Copy every entry precisely.

* **Data shown**
----------------------------------------
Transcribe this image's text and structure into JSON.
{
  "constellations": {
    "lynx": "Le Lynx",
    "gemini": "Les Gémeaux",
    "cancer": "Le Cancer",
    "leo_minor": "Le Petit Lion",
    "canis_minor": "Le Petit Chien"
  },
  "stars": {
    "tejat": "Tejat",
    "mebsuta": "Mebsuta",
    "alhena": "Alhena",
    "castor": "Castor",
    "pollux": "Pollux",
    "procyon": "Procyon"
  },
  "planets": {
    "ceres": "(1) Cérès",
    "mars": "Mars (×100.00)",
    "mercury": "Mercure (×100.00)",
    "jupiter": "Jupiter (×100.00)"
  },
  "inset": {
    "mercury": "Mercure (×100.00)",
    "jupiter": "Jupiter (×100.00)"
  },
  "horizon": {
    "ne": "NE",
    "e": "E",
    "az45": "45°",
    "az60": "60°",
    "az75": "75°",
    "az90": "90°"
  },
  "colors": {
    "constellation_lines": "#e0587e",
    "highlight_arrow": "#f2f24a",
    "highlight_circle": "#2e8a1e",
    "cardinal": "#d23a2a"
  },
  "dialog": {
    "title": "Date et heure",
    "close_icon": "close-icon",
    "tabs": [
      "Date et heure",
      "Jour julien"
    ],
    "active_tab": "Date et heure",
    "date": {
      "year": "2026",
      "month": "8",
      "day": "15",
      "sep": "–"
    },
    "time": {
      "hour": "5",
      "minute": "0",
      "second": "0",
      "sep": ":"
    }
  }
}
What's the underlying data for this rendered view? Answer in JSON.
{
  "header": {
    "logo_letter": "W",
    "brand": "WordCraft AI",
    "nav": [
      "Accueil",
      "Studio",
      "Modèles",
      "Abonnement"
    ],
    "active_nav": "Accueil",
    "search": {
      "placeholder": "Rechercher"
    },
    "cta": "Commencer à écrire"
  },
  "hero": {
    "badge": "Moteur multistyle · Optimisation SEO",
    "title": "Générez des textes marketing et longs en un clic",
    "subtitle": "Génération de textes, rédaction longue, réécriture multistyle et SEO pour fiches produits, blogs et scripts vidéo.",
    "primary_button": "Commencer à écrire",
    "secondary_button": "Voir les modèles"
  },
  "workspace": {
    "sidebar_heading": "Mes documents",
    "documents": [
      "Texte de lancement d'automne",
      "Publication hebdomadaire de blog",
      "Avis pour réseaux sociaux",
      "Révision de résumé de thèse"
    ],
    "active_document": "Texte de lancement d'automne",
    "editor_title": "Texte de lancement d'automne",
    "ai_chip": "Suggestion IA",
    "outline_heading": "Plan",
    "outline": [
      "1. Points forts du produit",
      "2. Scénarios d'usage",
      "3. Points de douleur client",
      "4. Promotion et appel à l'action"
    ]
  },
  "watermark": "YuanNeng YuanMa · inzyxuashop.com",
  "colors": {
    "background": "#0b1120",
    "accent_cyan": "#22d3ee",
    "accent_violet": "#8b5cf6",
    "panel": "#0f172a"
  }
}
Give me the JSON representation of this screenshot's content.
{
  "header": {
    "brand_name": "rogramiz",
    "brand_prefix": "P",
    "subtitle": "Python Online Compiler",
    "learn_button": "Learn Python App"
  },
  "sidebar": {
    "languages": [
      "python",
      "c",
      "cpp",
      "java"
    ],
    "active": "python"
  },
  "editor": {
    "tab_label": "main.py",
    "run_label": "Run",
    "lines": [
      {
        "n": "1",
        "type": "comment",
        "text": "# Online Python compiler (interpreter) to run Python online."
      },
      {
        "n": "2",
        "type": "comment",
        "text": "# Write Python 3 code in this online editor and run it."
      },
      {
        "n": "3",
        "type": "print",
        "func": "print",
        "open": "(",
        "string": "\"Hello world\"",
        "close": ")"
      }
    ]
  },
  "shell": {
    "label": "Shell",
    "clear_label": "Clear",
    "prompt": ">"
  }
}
----------------------------------------
* **Answer to the problem**
Transcribe this image's text and structure into JSON.
{
  "constellations": {
    "lynx": "Le Lynx",
    "gemini": "Les Gémeaux",
    "cancer": "Le Cancer",
    "leo_minor": "Le Petit Lion",
    "canis_minor": "Le Petit Chien"
  },
  "stars": {
    "tejat": "Tejat",
    "mebsuta": "Mebsuta",
    "alhena": "Alhena",
    "castor": "Castor",
    "pollux": "Pollux",
    "procyon": "Procyon"
  },
  "planets": {
    "ceres": "(1) Cérès",
    "mars": "Mars (×100.00)",
    "mercury": "Mercure (×100.00)",
    "jupiter": "Jupiter (×100.00)"
  },
  "inset": {
    "mercury": "Mercure (×100.00)",
    "jupiter": "Jupiter (×100.00)"
  },
  "horizon": {
    "ne": "NE",
    "e": "E",
    "az45": "45°",
    "az60": "60°",
    "az75": "75°",
    "az90": "90°"
  },
  "colors": {
    "constellation_lines": "#e0587e",
    "highlight_arrow": "#f2f24a",
    "highlight_circle": "#2e8a1e",
    "cardinal": "#d23a2a"
  },
  "dialog": {
    "title": "Date et heure",
    "close_icon": "close-icon",
    "tabs": [
      "Date et heure",
      "Jour julien"
    ],
    "active_tab": "Date et heure",
    "date": {
      "year": "2026",
      "month": "8",
      "day": "15",
      "sep": "–"
    },
    "time": {
      "hour": "5",
      "minute": "0",
      "second": "0",
      "sep": ":"
    }
  }
}
What's the underlying data for this rendered view? Answer in JSON.
{
  "header": {
    "logo_letter": "W",
    "brand": "WordCraft AI",
    "nav": [
      "Accueil",
      "Studio",
      "Modèles",
      "Abonnement"
    ],
    "active_nav": "Accueil",
    "search": {
      "placeholder": "Rechercher"
    },
    "cta": "Commencer à écrire"
  },
  "hero": {
    "badge": "Moteur multistyle · Optimisation SEO",
    "title": "Générez des textes marketing et longs en un clic",
    "subtitle": "Génération de textes, rédaction longue, réécriture multistyle et SEO pour fiches produits, blogs et scripts vidéo.",
    "primary_button": "Commencer à écrire",
    "secondary_button": "Voir les modèles"
  },
  "workspace": {
    "sidebar_heading": "Mes documents",
    "documents": [
      "Texte de lancement d'automne",
      "Publication hebdomadaire de blog",
      "Avis pour réseaux sociaux",
      "Révision de résumé de thèse"
    ],
    "active_document": "Texte de lancement d'automne",
    "editor_title": "Texte de lancement d'automne",
    "ai_chip": "Suggestion IA",
    "outline_heading": "Plan",
    "outline": [
      "1. Points forts du produit",
      "2. Scénarios d'usage",
      "3. Points de douleur client",
      "4. Promotion et appel à l'action"
    ]
  },
  "watermark": "YuanNeng YuanMa · inzyxuashop.com",
  "colors": {
    "background": "#0b1120",
    "accent_cyan": "#22d3ee",
    "accent_violet": "#8b5cf6",
    "panel": "#0f172a"
  }
}
Give me the JSON representation of this screenshot's content.
{
  "header": {
    "brand_name": "rogramiz",
    "brand_prefix": "P",
    "subtitle": "Python Online Compiler",
    "learn_button": "Learn Python App"
  },
  "sidebar": {
    "languages": [
      "python",
      "c",
      "cpp",
      "java"
    ],
    "active": "python"
  },
  "editor": {
    "tab_label": "main.py",
    "run_label": "Run",
    "lines": [
      {
        "n": "1",
        "type": "comment",
        "text": "# Online Python compiler (interpreter) to run Python online."
      },
      {
        "n": "2",
        "type": "comment",
        "text": "# Write Python 3 code in this online editor and run it."
      },
      {
        "n": "3",
        "type": "print",
        "func": "print",
        "open": "(",
        "string": "\"Hello world\"",
        "close": ")"
      }
    ]
  },
  "shell": {
    "label": "Shell",
    "clear_label": "Clear",
    "prompt": ">"
  }
}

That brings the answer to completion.